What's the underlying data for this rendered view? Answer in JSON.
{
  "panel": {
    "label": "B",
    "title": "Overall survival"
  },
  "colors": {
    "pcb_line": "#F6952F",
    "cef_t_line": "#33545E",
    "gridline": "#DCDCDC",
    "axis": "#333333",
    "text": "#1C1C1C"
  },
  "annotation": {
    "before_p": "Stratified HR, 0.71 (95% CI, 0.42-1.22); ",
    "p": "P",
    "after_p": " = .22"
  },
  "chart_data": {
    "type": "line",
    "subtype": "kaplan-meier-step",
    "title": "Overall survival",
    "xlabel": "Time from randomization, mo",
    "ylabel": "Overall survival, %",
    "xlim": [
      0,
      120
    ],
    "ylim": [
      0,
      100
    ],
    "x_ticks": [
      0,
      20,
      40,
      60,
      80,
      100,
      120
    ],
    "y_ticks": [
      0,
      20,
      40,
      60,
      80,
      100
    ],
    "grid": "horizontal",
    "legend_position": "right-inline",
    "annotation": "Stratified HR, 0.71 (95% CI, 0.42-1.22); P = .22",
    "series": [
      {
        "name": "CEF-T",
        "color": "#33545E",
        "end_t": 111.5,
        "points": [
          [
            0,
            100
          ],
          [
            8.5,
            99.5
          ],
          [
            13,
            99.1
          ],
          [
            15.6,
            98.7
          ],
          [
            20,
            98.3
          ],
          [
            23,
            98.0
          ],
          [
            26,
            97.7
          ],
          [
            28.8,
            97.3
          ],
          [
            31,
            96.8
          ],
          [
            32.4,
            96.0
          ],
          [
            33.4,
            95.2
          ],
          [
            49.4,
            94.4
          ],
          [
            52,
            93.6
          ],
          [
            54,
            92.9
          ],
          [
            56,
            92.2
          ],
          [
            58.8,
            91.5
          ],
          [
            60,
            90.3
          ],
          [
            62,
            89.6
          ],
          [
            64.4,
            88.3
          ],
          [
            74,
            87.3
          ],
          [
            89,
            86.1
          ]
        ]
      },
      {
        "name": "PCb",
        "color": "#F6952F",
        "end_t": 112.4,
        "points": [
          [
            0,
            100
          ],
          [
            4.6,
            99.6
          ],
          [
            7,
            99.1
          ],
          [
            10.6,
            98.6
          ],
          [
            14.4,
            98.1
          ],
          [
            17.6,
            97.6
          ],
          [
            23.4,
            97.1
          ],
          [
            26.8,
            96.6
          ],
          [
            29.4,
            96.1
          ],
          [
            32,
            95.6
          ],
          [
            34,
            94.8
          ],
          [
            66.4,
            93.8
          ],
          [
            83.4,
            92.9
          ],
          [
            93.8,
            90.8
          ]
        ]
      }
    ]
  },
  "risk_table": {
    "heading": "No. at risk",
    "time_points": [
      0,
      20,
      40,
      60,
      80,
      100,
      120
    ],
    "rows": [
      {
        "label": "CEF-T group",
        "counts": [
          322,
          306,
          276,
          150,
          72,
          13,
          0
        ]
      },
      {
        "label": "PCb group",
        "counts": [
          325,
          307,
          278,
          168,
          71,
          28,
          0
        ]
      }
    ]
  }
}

^^^^^^^^^^^^^^^^

■ **EXERCISE REQUIREMENTS**:
Without leaving anything out, quote all the data.

■ **WRITTEN SOLUTION**:
What's the underlying data for this rendered view? Answer in JSON.
{
  "panel": {
    "label": "B",
    "title": "Overall survival"
  },
  "colors": {
    "pcb_line": "#F6952F",
    "cef_t_line": "#33545E",
    "gridline": "#DCDCDC",
    "axis": "#333333",
    "text": "#1C1C1C"
  },
  "annotation": {
    "before_p": "Stratified HR, 0.71 (95% CI, 0.42-1.22); ",
    "p": "P",
    "after_p": " = .22"
  },
  "chart_data": {
    "type": "line",
    "subtype": "kaplan-meier-step",
    "title": "Overall survival",
    "xlabel": "Time from randomization, mo",
    "ylabel": "Overall survival, %",
    "xlim": [
      0,
      120
    ],
    "ylim": [
      0,
      100
    ],
    "x_ticks": [
      0,
      20,
      40,
      60,
      80,
      100,
      120
    ],
    "y_ticks": [
      0,
      20,
      40,
      60,
      80,
      100
    ],
    "grid": "horizontal",
    "legend_position": "right-inline",
    "annotation": "Stratified HR, 0.71 (95% CI, 0.42-1.22); P = .22",
    "series": [
      {
        "name": "CEF-T",
        "color": "#33545E",
        "end_t": 111.5,
        "points": [
          [
            0,
            100
          ],
          [
            8.5,
            99.5
          ],
          [
            13,
            99.1
          ],
          [
            15.6,
            98.7
          ],
          [
            20,
            98.3
          ],
          [
            23,
            98.0
          ],
          [
            26,
            97.7
          ],
          [
            28.8,
            97.3
          ],
          [
            31,
            96.8
          ],
          [
            32.4,
            96.0
          ],
          [
            33.4,
            95.2
          ],
          [
            49.4,
            94.4
          ],
          [
            52,
            93.6
          ],
          [
            54,
            92.9
          ],
          [
            56,
            92.2
          ],
          [
            58.8,
            91.5
          ],
          [
            60,
            90.3
          ],
          [
            62,
            89.6
          ],
          [
            64.4,
            88.3
          ],
          [
            74,
            87.3
          ],
          [
            89,
            86.1
          ]
        ]
      },
      {
        "name": "PCb",
        "color": "#F6952F",
        "end_t": 112.4,
        "points": [
          [
            0,
            100
          ],
          [
            4.6,
            99.6
          ],
          [
            7,
            99.1
          ],
          [
            10.6,
            98.6
          ],
          [
            14.4,
            98.1
          ],
          [
            17.6,
            97.6
          ],
          [
            23.4,
            97.1
          ],
          [
            26.8,
            96.6
          ],
          [
            29.4,
            96.1
          ],
          [
            32,
            95.6
          ],
          [
            34,
            94.8
          ],
          [
            66.4,
            93.8
          ],
          [
            83.4,
            92.9
          ],
          [
            93.8,
            90.8
          ]
        ]
      }
    ]
  },
  "risk_table": {
    "heading": "No. at risk",
    "time_points": [
      0,
      20,
      40,
      60,
      80,
      100,
      120
    ],
    "rows": [
      {
        "label": "CEF-T group",
        "counts": [
          322,
          306,
          276,
          150,
          72,
          13,
          0
        ]
      },
      {
        "label": "PCb group",
        "counts": [
          325,
          307,
          278,
          168,
          71,
          28,
          0
        ]
      }
    ]
  }
}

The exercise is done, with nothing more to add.